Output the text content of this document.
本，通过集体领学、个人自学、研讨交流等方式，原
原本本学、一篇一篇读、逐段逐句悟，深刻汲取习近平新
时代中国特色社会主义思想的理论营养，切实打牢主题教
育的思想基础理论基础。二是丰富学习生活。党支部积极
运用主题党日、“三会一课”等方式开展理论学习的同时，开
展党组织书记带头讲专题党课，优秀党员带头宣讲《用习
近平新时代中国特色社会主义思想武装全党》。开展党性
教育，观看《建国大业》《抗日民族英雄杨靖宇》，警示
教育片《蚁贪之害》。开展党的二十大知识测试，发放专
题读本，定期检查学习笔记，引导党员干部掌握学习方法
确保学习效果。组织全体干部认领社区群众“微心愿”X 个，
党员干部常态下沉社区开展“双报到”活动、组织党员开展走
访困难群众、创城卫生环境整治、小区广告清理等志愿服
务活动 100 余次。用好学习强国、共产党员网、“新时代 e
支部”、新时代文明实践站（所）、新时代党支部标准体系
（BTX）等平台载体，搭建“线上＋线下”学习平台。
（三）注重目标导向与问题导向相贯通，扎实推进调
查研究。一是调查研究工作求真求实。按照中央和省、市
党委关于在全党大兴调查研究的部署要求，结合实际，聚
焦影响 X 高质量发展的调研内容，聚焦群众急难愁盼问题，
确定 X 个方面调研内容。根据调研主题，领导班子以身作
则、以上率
-----
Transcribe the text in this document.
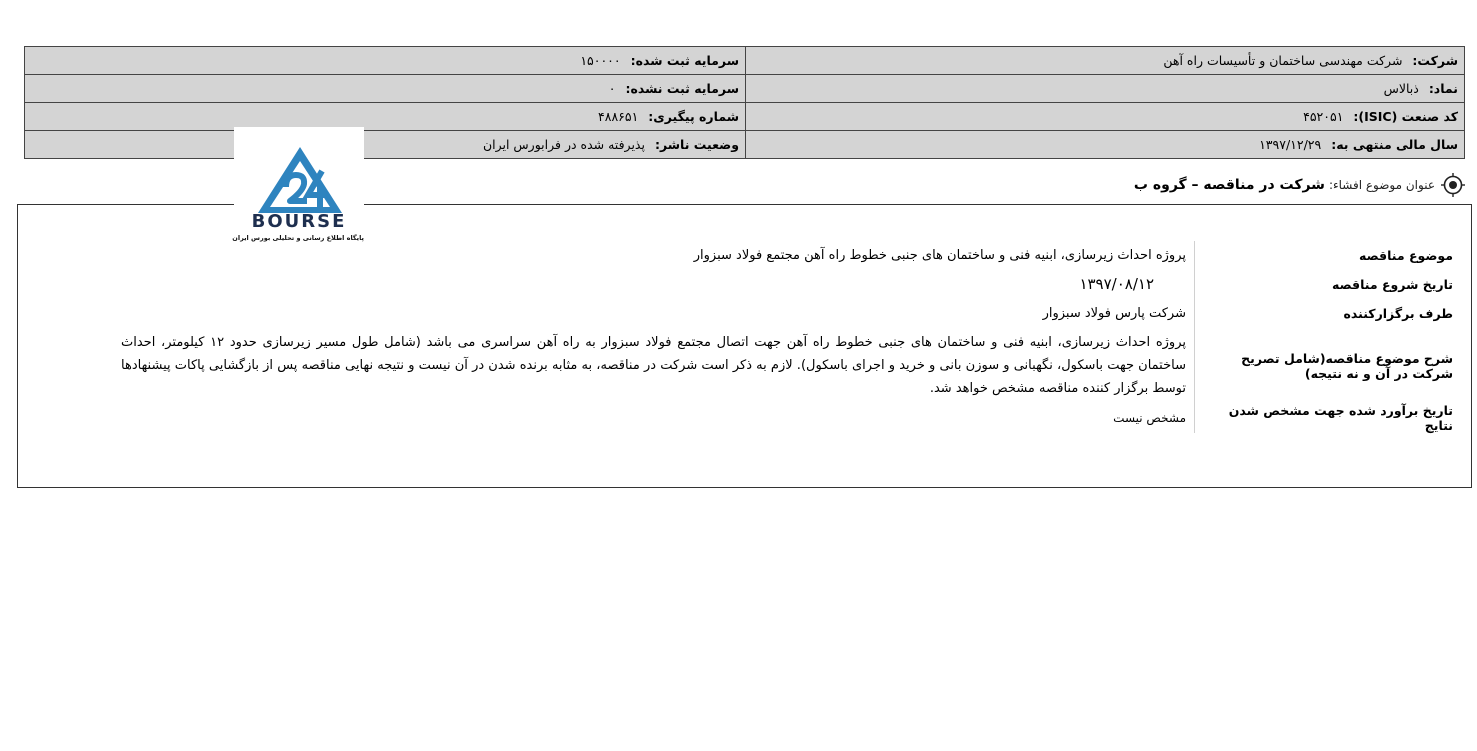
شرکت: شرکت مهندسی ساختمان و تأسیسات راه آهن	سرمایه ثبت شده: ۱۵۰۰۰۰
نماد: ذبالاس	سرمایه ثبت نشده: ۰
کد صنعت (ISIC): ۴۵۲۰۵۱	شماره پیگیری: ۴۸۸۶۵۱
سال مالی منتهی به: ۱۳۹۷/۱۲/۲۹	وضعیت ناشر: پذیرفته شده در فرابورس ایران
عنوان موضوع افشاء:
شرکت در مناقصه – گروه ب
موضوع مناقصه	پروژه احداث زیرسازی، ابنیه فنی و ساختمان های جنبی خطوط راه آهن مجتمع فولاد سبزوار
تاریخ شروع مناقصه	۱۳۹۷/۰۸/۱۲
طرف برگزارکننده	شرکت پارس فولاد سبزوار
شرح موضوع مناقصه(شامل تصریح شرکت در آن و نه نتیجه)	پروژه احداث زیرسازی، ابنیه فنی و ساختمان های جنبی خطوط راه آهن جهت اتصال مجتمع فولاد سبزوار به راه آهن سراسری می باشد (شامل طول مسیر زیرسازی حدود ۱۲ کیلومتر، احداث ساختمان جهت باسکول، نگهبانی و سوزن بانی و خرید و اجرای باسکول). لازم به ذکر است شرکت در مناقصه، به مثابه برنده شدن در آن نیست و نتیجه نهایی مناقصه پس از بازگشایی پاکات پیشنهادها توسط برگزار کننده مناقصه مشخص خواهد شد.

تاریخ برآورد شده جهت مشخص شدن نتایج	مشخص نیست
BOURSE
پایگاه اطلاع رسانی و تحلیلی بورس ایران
-----
Written instruction
Tally the lines in the records above that contain the word "سرمایه", and give only that number.

Completed task
2